■ QUOTED PASSAGE ■
- - -

Another Georgian Idea: Democracy!

George of the ginseng and the “more solutions than problems” wrote me about a column I wrote about my “writing process.”  Honestly, the column was more about how I’ve always got 15 or 20 different columns started, finished but unpublished, or somewhere in between.  As illustration, I listed 15 or 20 titles of documents on my Mac desktop—“Ghosts of Animals,” “The Pastoral Heart of the Hermit,” “Edifice Complexes,” that kind of thing.  George suggested I take five of them and ask column readers to suggest which one single column I should complete for next Saturday.

This idea seems harebrained to me, but I do love George, and he needs a new J-O-B (see https://tinywhitebox.com/2017/12/14/always-more-solutions-than-problems-george-needs-a-job/), so here goes.  Below are five column possibilities (none Christmas-related) for Saturday, December 23.  Please vote through comments on tinywhitebox.com, Facebook, or email (keithhoward@gmail.com) by next Friday, and I’ll follow your commands, completing the chosen column for Saturday.  Oh, yes, and some lucky random voter will win a cup of coffee with me and the chance to choose the Saturday, December 30, topic.  (NOTE:  Single women voters between 45 and 65 will be randomly selected at an extraordinary rate.)

In Praise of Beverly Cleary

I was a wicked boy drawn to normality, at least in the books I read.  While I was injecting chaos into my second, third and fourth grade classrooms with frustratingly disruptive and subversive behaviors, I was also going to the town library at least once a week to fill up my book bag with literature.  In the last sentence, I used the word “subversive,” which sounds as though I were a member of a Communist cell or part of the Elementary Wing of the Students for a Democratic Society.  I wasn’t, although had either the American Communist Party or the SDS recruited me I would have been open to an offer.  Instead, I was trying to subvert the order of the classroom, planting ladyfinger firecrackers at the nexus of authority and boredom.  I just liked to watch the fur fly, honestly.  But not in my reading.

- - -

[Rows from a layout dataset]
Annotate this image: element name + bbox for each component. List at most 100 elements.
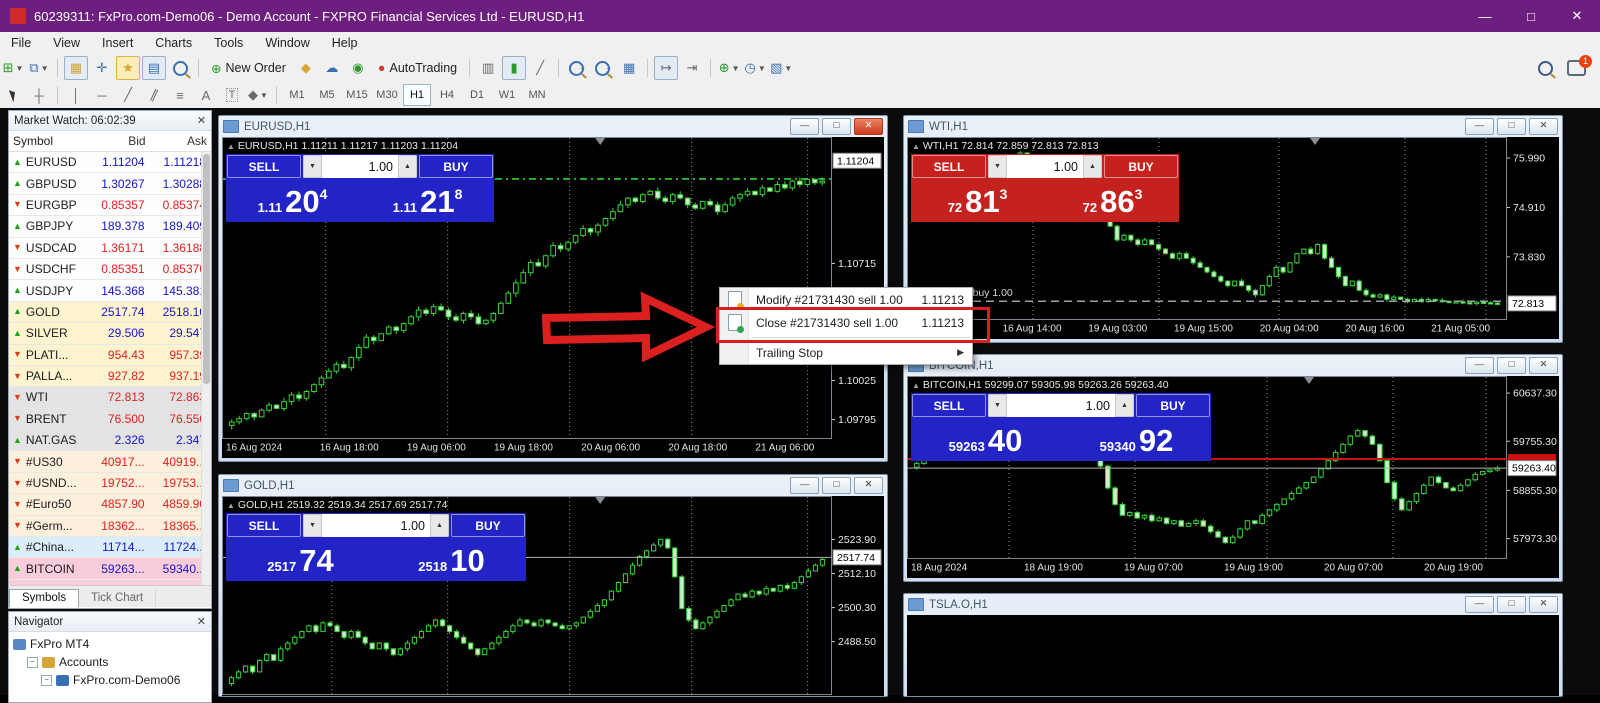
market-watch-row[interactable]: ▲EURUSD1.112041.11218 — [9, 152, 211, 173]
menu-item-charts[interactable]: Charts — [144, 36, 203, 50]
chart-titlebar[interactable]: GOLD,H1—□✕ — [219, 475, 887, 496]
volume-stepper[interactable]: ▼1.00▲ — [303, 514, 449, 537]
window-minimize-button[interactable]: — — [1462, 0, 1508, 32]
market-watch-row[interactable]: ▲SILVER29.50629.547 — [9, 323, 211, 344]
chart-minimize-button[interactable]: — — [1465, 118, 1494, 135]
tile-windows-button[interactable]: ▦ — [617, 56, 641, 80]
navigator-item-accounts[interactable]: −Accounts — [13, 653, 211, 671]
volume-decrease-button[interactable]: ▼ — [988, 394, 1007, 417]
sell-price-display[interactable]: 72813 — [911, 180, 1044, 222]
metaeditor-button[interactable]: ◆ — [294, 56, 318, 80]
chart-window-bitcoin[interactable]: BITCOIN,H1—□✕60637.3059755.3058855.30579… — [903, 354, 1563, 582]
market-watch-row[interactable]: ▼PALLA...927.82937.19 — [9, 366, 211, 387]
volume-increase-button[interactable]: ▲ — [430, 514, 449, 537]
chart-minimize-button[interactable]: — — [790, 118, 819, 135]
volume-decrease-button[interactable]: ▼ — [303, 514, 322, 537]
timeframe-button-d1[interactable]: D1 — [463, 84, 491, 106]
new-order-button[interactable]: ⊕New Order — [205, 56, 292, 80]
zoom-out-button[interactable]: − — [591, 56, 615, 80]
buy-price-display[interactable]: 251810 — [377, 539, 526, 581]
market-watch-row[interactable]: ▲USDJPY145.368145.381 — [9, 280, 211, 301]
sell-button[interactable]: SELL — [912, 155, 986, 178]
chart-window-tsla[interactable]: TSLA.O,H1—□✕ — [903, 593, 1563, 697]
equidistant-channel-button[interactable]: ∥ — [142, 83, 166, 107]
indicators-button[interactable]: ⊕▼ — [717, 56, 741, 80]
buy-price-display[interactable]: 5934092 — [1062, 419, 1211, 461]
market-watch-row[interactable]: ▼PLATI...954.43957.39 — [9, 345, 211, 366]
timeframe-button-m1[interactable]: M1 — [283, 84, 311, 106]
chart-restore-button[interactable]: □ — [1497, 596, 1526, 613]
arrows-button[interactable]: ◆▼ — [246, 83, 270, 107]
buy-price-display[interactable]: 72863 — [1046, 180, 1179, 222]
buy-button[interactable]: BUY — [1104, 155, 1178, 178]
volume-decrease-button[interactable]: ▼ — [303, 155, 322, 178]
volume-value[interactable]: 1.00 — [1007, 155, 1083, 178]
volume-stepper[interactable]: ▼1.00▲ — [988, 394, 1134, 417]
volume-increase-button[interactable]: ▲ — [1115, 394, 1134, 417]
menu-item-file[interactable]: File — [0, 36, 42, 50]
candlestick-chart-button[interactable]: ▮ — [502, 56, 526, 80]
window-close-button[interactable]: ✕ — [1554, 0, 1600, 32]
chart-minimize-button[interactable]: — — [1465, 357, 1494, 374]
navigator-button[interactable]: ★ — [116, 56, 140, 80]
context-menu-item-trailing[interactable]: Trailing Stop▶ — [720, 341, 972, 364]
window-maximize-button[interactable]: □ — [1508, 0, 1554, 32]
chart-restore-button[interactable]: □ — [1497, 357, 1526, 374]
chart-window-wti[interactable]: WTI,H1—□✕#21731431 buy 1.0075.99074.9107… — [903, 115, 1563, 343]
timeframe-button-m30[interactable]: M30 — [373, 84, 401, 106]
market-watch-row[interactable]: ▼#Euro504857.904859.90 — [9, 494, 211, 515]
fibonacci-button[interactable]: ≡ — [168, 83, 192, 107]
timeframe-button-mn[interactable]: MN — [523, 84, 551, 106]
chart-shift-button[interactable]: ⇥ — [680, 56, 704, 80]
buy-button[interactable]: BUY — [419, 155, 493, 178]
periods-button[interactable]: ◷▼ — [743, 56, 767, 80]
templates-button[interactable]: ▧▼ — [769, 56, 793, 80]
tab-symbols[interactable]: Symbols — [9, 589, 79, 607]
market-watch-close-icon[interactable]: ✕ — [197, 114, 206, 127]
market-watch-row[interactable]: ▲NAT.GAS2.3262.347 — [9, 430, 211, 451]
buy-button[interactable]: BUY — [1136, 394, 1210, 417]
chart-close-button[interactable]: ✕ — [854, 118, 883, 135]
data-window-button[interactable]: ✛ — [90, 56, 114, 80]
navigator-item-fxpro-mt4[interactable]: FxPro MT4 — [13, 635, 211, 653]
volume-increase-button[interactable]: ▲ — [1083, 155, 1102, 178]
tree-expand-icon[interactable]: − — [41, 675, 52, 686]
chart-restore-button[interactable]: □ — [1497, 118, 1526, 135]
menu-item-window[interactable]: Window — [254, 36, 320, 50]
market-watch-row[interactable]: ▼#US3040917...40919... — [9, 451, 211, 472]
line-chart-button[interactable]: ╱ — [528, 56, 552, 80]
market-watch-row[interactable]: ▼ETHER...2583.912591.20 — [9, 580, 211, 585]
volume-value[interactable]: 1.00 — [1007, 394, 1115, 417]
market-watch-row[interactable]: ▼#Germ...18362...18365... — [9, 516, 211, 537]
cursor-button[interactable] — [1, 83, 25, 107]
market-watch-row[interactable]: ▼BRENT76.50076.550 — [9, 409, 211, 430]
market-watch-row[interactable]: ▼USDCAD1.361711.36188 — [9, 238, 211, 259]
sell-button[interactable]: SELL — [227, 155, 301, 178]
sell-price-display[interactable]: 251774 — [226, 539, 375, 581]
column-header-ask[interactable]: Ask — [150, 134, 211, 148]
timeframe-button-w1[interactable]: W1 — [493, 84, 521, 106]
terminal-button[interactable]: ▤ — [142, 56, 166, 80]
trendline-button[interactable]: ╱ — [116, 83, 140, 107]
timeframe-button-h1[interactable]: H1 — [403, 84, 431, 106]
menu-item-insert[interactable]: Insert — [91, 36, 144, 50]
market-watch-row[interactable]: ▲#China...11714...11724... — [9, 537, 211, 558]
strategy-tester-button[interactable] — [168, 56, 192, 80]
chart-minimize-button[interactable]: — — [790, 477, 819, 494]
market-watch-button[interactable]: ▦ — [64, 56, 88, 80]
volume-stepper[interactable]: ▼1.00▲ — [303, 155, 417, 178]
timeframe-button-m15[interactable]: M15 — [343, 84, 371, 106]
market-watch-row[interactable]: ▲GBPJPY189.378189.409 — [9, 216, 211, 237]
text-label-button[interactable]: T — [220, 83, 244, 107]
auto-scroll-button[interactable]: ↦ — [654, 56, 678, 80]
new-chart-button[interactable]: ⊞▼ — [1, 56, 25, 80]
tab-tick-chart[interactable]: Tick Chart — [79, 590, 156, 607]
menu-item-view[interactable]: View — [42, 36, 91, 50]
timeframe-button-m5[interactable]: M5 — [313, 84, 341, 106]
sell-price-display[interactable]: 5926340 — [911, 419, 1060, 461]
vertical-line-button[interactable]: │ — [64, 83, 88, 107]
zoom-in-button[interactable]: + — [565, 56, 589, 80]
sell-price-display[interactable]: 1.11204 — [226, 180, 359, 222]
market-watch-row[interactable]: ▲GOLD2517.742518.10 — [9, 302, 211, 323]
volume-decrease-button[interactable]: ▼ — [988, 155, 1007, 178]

- - -

■ YOUR TASKS ■
a) Condense the paragraph of the column beginning "This idea seems harebrained to me" into a short bulleted list that keeps its main facts.
b) Set down the column's text word for word, from "This idea seems" to "an extraordinary rate.)".

■ ANSWERS TO THE EXERCISES ■
a)
- The writer considers George's idea harebrained but goes along with it out of affection for George, who needs a new job.
- Five possible columns, none related to Christmas, are offered for Saturday, December 23.
- Readers vote by next Friday through comments on tinywhitebox.com, Facebook, or email (keithhoward@gmail.com).
- The writer will complete whichever column is chosen for that Saturday.
- A randomly chosen voter wins a cup of coffee with the writer and gets to pick the topic for Saturday, December 30.
- As a joke, the writer says single women voters between 45 and 65 will be selected at an extraordinary rate.

b)
This idea seems harebrained to me, but I do love George, and he needs a new J-O-B (see https://tinywhitebox.com/2017/12/14/always-more-solutions-than-problems-george-needs-a-job/), so here goes.  Below are five column possibilities (none Christmas-related) for Saturday, December 23.  Please vote through comments on tinywhitebox.com, Facebook, or email (keithhoward@gmail.com) by next Friday, and I’ll follow your commands, completing the chosen column for Saturday.  Oh, yes, and some lucky random voter will win a cup of coffee with me and the chance to choose the Saturday, December 30, topic.  (NOTE:  Single women voters between 45 and 65 will be randomly selected at an extraordinary rate.)